## The problem
Work out how many lines in the listing below include the word "Fraser"; answer with the number alone.
··· Entries shown
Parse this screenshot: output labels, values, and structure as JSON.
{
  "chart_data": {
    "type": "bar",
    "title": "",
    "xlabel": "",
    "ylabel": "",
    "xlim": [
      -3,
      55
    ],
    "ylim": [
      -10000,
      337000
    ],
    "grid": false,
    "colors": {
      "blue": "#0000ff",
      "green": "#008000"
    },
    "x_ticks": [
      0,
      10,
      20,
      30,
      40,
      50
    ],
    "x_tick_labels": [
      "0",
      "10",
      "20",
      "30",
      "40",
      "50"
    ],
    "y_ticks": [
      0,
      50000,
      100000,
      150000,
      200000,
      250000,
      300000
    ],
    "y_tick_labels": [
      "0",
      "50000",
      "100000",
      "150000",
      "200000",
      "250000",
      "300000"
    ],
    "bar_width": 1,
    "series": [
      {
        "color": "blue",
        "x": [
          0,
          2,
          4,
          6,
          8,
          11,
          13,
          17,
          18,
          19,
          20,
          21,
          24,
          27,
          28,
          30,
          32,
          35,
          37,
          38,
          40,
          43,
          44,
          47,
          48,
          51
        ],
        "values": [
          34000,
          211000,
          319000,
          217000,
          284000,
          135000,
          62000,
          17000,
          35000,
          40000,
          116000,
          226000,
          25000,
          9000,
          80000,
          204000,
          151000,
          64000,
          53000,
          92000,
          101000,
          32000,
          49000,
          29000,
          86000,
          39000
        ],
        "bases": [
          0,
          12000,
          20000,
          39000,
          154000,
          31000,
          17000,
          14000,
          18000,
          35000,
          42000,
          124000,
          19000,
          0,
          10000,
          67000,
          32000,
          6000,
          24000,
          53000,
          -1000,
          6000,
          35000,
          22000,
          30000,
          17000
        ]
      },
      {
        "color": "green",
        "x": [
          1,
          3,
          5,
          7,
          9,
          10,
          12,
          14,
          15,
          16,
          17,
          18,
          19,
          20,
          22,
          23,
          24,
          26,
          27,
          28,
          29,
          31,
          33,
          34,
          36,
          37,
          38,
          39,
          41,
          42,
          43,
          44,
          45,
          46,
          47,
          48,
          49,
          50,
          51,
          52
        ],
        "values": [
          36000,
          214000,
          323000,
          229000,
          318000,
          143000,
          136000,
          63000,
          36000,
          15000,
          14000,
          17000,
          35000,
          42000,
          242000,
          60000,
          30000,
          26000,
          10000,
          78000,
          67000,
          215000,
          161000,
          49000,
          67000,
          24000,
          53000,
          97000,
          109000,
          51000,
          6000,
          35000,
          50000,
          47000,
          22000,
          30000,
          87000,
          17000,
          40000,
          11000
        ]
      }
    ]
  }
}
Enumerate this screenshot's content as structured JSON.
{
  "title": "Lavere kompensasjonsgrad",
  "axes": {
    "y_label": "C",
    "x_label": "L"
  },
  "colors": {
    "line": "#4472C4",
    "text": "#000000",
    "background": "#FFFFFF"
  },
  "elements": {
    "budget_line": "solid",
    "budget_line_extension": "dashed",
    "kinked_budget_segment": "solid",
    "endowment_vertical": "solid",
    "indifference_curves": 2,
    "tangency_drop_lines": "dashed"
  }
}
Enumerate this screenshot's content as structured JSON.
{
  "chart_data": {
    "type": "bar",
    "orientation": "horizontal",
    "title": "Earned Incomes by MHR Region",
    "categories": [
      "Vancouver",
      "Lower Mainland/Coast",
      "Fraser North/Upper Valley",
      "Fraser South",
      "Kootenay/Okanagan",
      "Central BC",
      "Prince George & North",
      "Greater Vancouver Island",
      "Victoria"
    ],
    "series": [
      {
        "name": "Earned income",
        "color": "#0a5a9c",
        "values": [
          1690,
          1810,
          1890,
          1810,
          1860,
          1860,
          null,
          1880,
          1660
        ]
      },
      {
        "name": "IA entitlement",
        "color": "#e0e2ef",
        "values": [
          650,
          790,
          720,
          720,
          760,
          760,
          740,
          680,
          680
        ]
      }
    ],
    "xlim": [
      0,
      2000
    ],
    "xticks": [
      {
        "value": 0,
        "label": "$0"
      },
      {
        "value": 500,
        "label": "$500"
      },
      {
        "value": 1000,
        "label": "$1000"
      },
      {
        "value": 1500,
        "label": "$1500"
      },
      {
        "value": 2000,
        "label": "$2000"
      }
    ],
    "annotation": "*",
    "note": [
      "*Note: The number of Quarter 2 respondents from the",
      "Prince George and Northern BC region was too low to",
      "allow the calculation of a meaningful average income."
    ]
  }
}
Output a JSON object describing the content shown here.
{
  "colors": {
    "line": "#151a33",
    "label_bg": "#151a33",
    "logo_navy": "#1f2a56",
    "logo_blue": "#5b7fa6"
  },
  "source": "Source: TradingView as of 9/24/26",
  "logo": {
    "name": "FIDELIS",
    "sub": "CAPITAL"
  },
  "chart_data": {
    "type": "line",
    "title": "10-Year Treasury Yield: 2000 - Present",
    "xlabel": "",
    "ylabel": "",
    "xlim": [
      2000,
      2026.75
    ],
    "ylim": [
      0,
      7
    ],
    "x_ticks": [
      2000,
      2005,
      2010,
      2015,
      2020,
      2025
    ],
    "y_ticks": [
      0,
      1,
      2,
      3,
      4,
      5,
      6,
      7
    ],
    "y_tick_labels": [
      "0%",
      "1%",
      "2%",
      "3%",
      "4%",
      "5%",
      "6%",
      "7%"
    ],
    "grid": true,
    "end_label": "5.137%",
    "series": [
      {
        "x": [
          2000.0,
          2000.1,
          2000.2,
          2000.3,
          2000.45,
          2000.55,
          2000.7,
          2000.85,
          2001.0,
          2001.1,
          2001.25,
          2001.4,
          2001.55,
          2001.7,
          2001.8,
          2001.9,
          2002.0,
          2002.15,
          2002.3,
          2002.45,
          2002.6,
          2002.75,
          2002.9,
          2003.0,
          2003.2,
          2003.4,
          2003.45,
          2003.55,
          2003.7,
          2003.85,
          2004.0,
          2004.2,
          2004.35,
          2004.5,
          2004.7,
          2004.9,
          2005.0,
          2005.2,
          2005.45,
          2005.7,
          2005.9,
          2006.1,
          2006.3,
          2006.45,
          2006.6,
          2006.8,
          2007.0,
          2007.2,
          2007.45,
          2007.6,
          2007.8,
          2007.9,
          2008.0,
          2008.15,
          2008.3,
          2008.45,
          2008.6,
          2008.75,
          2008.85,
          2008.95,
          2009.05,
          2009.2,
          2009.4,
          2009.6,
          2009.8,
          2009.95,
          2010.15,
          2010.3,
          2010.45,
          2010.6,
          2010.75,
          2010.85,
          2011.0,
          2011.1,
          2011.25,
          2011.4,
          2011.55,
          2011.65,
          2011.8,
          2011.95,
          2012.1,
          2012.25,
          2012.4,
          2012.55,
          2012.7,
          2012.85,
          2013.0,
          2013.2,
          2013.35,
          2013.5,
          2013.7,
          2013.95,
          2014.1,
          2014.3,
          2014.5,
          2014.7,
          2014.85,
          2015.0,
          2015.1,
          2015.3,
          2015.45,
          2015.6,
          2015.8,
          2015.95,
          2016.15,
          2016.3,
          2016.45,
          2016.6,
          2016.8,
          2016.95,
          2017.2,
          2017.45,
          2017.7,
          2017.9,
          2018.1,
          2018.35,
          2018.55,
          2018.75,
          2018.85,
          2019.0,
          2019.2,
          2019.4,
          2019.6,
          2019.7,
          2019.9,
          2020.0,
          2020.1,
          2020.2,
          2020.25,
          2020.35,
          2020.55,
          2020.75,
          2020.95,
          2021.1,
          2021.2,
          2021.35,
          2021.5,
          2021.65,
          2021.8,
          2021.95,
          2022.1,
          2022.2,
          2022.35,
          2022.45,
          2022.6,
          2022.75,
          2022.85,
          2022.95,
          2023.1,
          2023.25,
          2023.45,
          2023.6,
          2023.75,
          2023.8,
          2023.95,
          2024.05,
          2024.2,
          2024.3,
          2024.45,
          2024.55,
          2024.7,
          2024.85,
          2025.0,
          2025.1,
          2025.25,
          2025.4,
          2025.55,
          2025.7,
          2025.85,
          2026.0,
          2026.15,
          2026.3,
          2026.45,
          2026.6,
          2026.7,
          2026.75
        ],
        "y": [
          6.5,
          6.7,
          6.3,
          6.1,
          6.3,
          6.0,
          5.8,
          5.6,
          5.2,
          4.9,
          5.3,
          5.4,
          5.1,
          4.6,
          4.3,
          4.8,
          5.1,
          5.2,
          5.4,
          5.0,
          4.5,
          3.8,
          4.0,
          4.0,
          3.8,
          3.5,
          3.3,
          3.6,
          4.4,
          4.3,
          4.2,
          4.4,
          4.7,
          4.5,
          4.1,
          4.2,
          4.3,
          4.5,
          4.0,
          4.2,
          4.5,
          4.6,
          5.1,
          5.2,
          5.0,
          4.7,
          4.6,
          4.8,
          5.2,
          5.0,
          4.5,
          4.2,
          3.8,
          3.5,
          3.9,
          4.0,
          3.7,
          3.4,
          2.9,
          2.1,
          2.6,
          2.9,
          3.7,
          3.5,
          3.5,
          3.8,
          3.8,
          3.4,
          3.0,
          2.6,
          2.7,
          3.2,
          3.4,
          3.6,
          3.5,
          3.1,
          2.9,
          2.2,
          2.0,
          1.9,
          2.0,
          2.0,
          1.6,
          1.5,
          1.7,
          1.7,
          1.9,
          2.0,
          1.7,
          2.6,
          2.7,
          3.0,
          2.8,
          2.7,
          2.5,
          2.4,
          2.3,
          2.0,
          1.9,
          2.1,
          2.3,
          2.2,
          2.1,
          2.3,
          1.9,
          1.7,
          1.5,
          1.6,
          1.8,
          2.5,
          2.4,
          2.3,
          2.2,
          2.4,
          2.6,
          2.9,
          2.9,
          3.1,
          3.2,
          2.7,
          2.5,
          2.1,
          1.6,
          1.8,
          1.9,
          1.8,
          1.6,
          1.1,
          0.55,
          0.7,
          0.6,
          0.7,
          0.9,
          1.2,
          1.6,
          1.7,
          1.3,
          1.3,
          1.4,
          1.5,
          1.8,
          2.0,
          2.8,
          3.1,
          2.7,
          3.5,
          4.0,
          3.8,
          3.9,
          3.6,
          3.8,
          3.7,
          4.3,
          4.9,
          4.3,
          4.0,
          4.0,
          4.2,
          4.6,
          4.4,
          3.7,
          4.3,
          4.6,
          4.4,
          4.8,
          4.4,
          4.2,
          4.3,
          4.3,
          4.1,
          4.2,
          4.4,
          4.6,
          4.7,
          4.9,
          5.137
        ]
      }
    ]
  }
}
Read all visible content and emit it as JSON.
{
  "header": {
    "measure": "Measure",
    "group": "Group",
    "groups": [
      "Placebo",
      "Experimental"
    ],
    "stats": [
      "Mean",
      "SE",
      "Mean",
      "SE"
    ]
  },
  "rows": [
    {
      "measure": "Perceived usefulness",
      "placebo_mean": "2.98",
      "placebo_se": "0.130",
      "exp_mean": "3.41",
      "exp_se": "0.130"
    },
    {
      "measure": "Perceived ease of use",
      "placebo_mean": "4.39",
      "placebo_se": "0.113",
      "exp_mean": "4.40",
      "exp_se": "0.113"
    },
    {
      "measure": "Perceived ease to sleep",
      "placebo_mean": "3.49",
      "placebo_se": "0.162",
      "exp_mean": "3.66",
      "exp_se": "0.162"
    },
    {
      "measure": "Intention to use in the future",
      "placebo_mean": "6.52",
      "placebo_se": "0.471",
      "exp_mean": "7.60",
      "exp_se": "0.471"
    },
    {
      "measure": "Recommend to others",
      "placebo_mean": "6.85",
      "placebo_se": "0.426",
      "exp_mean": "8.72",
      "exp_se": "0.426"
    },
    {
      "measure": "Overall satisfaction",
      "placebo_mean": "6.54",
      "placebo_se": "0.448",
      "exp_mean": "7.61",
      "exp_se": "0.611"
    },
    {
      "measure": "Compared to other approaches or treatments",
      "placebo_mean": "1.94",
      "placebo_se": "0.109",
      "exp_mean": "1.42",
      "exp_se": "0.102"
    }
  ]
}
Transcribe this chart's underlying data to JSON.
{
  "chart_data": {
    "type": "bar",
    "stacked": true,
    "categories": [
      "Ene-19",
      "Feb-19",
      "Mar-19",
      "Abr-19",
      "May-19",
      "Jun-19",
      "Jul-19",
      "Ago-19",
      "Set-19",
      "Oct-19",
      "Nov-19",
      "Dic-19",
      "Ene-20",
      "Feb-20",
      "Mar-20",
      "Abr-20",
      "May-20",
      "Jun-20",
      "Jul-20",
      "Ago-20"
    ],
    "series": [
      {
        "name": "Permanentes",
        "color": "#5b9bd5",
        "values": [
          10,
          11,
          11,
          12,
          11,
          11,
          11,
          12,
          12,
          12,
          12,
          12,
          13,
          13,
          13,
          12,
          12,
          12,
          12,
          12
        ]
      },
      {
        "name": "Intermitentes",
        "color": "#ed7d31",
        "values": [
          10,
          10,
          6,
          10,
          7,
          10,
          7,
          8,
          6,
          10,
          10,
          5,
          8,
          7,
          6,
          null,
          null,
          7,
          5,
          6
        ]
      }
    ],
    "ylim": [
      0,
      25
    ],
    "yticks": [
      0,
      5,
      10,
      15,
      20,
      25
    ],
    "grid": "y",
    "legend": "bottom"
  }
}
······
## Solution to the exercise
2